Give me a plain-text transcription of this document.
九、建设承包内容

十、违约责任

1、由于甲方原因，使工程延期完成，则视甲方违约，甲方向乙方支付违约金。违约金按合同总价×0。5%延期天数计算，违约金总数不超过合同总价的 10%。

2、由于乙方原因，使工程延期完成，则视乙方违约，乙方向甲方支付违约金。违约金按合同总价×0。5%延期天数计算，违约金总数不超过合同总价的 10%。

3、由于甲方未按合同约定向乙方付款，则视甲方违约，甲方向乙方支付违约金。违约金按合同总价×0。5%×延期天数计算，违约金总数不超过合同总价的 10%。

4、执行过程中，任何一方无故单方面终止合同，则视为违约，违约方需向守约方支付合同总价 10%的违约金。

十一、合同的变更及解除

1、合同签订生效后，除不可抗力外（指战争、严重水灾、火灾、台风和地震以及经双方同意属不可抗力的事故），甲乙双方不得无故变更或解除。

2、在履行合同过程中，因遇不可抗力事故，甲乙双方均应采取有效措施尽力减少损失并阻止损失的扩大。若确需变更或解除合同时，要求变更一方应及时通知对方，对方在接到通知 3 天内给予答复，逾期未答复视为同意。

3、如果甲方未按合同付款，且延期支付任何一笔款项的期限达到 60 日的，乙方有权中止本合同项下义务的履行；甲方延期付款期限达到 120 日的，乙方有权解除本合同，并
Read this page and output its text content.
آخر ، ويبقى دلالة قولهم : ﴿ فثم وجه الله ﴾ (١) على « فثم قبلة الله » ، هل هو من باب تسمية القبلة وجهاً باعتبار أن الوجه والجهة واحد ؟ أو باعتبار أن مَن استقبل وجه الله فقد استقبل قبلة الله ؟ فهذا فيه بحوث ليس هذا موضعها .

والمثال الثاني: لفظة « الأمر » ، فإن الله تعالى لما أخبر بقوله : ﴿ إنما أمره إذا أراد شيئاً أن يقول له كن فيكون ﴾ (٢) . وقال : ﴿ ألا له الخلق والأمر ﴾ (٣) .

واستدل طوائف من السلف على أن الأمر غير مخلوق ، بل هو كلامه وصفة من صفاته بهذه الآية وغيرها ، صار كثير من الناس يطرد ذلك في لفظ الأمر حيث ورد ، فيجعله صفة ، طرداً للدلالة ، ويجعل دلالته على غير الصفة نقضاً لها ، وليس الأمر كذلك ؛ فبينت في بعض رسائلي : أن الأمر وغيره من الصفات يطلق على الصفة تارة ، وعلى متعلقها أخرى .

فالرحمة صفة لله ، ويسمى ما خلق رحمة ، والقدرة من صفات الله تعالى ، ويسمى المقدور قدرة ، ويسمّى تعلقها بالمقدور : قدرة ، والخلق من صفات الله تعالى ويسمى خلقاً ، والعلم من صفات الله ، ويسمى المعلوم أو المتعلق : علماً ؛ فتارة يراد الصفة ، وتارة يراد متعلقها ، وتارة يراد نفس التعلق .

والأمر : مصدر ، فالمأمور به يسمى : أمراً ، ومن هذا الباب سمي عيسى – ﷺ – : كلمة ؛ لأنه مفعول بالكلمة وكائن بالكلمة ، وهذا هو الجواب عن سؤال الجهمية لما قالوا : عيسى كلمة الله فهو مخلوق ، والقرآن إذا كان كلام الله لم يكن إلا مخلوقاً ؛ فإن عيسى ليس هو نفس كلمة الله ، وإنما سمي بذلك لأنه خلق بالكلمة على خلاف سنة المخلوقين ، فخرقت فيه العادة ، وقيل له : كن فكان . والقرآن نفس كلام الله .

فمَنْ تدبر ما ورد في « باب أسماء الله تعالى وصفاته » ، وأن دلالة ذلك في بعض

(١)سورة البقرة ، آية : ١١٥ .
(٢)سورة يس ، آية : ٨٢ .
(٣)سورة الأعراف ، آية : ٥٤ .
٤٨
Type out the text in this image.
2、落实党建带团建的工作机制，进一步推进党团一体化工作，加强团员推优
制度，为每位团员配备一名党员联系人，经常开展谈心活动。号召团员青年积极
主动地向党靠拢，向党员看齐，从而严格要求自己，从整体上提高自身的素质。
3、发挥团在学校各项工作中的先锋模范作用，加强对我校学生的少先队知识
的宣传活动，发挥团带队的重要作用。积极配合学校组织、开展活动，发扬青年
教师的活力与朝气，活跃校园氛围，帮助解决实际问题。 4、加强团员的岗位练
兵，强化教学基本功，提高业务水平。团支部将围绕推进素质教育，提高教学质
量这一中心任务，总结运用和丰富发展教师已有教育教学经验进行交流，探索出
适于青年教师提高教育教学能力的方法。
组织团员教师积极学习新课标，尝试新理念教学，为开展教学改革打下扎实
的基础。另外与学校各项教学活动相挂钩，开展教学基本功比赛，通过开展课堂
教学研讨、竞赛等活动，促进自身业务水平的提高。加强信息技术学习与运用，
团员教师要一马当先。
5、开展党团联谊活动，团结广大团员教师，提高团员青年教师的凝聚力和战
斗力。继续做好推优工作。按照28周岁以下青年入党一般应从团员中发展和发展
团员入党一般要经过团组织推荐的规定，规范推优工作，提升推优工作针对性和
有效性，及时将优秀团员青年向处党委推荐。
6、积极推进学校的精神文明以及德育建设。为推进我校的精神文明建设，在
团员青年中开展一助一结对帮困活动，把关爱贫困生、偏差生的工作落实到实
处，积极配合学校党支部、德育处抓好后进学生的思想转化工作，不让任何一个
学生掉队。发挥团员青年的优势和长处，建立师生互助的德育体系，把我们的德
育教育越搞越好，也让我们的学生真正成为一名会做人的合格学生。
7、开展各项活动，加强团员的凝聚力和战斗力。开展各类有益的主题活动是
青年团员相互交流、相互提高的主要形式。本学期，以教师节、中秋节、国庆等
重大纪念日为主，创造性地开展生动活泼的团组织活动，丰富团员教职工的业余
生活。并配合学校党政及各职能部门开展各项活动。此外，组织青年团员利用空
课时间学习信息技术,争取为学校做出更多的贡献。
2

○ ○ ○

### TASK REQUIREMENTS
Reproduce the records word for word.

### THE ANSWER
Give me a plain-text transcription of this document.
九、建设承包内容

十、违约责任

1、由于甲方原因，使工程延期完成，则视甲方违约，甲方向乙方支付违约金。违约金按合同总价×0。5%延期天数计算，违约金总数不超过合同总价的 10%。

2、由于乙方原因，使工程延期完成，则视乙方违约，乙方向甲方支付违约金。违约金按合同总价×0。5%延期天数计算，违约金总数不超过合同总价的 10%。

3、由于甲方未按合同约定向乙方付款，则视甲方违约，甲方向乙方支付违约金。违约金按合同总价×0。5%×延期天数计算，违约金总数不超过合同总价的 10%。

4、执行过程中，任何一方无故单方面终止合同，则视为违约，违约方需向守约方支付合同总价 10%的违约金。

十一、合同的变更及解除

1、合同签订生效后，除不可抗力外（指战争、严重水灾、火灾、台风和地震以及经双方同意属不可抗力的事故），甲乙双方不得无故变更或解除。

2、在履行合同过程中，因遇不可抗力事故，甲乙双方均应采取有效措施尽力减少损失并阻止损失的扩大。若确需变更或解除合同时，要求变更一方应及时通知对方，对方在接到通知 3 天内给予答复，逾期未答复视为同意。

3、如果甲方未按合同付款，且延期支付任何一笔款项的期限达到 60 日的，乙方有权中止本合同项下义务的履行；甲方延期付款期限达到 120 日的，乙方有权解除本合同，并
Read this page and output its text content.
آخر ، ويبقى دلالة قولهم : ﴿ فثم وجه الله ﴾ (١) على « فثم قبلة الله » ، هل هو من باب تسمية القبلة وجهاً باعتبار أن الوجه والجهة واحد ؟ أو باعتبار أن مَن استقبل وجه الله فقد استقبل قبلة الله ؟ فهذا فيه بحوث ليس هذا موضعها .

والمثال الثاني: لفظة « الأمر » ، فإن الله تعالى لما أخبر بقوله : ﴿ إنما أمره إذا أراد شيئاً أن يقول له كن فيكون ﴾ (٢) . وقال : ﴿ ألا له الخلق والأمر ﴾ (٣) .

واستدل طوائف من السلف على أن الأمر غير مخلوق ، بل هو كلامه وصفة من صفاته بهذه الآية وغيرها ، صار كثير من الناس يطرد ذلك في لفظ الأمر حيث ورد ، فيجعله صفة ، طرداً للدلالة ، ويجعل دلالته على غير الصفة نقضاً لها ، وليس الأمر كذلك ؛ فبينت في بعض رسائلي : أن الأمر وغيره من الصفات يطلق على الصفة تارة ، وعلى متعلقها أخرى .

فالرحمة صفة لله ، ويسمى ما خلق رحمة ، والقدرة من صفات الله تعالى ، ويسمى المقدور قدرة ، ويسمّى تعلقها بالمقدور : قدرة ، والخلق من صفات الله تعالى ويسمى خلقاً ، والعلم من صفات الله ، ويسمى المعلوم أو المتعلق : علماً ؛ فتارة يراد الصفة ، وتارة يراد متعلقها ، وتارة يراد نفس التعلق .

والأمر : مصدر ، فالمأمور به يسمى : أمراً ، ومن هذا الباب سمي عيسى – ﷺ – : كلمة ؛ لأنه مفعول بالكلمة وكائن بالكلمة ، وهذا هو الجواب عن سؤال الجهمية لما قالوا : عيسى كلمة الله فهو مخلوق ، والقرآن إذا كان كلام الله لم يكن إلا مخلوقاً ؛ فإن عيسى ليس هو نفس كلمة الله ، وإنما سمي بذلك لأنه خلق بالكلمة على خلاف سنة المخلوقين ، فخرقت فيه العادة ، وقيل له : كن فكان . والقرآن نفس كلام الله .

فمَنْ تدبر ما ورد في « باب أسماء الله تعالى وصفاته » ، وأن دلالة ذلك في بعض

(١)سورة البقرة ، آية : ١١٥ .
(٢)سورة يس ، آية : ٨٢ .
(٣)سورة الأعراف ، آية : ٥٤ .
٤٨
Type out the text in this image.
2、落实党建带团建的工作机制，进一步推进党团一体化工作，加强团员推优
制度，为每位团员配备一名党员联系人，经常开展谈心活动。号召团员青年积极
主动地向党靠拢，向党员看齐，从而严格要求自己，从整体上提高自身的素质。
3、发挥团在学校各项工作中的先锋模范作用，加强对我校学生的少先队知识
的宣传活动，发挥团带队的重要作用。积极配合学校组织、开展活动，发扬青年
教师的活力与朝气，活跃校园氛围，帮助解决实际问题。 4、加强团员的岗位练
兵，强化教学基本功，提高业务水平。团支部将围绕推进素质教育，提高教学质
量这一中心任务，总结运用和丰富发展教师已有教育教学经验进行交流，探索出
适于青年教师提高教育教学能力的方法。
组织团员教师积极学习新课标，尝试新理念教学，为开展教学改革打下扎实
的基础。另外与学校各项教学活动相挂钩，开展教学基本功比赛，通过开展课堂
教学研讨、竞赛等活动，促进自身业务水平的提高。加强信息技术学习与运用，
团员教师要一马当先。
5、开展党团联谊活动，团结广大团员教师，提高团员青年教师的凝聚力和战
斗力。继续做好推优工作。按照28周岁以下青年入党一般应从团员中发展和发展
团员入党一般要经过团组织推荐的规定，规范推优工作，提升推优工作针对性和
有效性，及时将优秀团员青年向处党委推荐。
6、积极推进学校的精神文明以及德育建设。为推进我校的精神文明建设，在
团员青年中开展一助一结对帮困活动，把关爱贫困生、偏差生的工作落实到实
处，积极配合学校党支部、德育处抓好后进学生的思想转化工作，不让任何一个
学生掉队。发挥团员青年的优势和长处，建立师生互助的德育体系，把我们的德
育教育越搞越好，也让我们的学生真正成为一名会做人的合格学生。
7、开展各项活动，加强团员的凝聚力和战斗力。开展各类有益的主题活动是
青年团员相互交流、相互提高的主要形式。本学期，以教师节、中秋节、国庆等
重大纪念日为主，创造性地开展生动活泼的团组织活动，丰富团员教职工的业余
生活。并配合学校党政及各职能部门开展各项活动。此外，组织青年团员利用空
课时间学习信息技术,争取为学校做出更多的贡献。
2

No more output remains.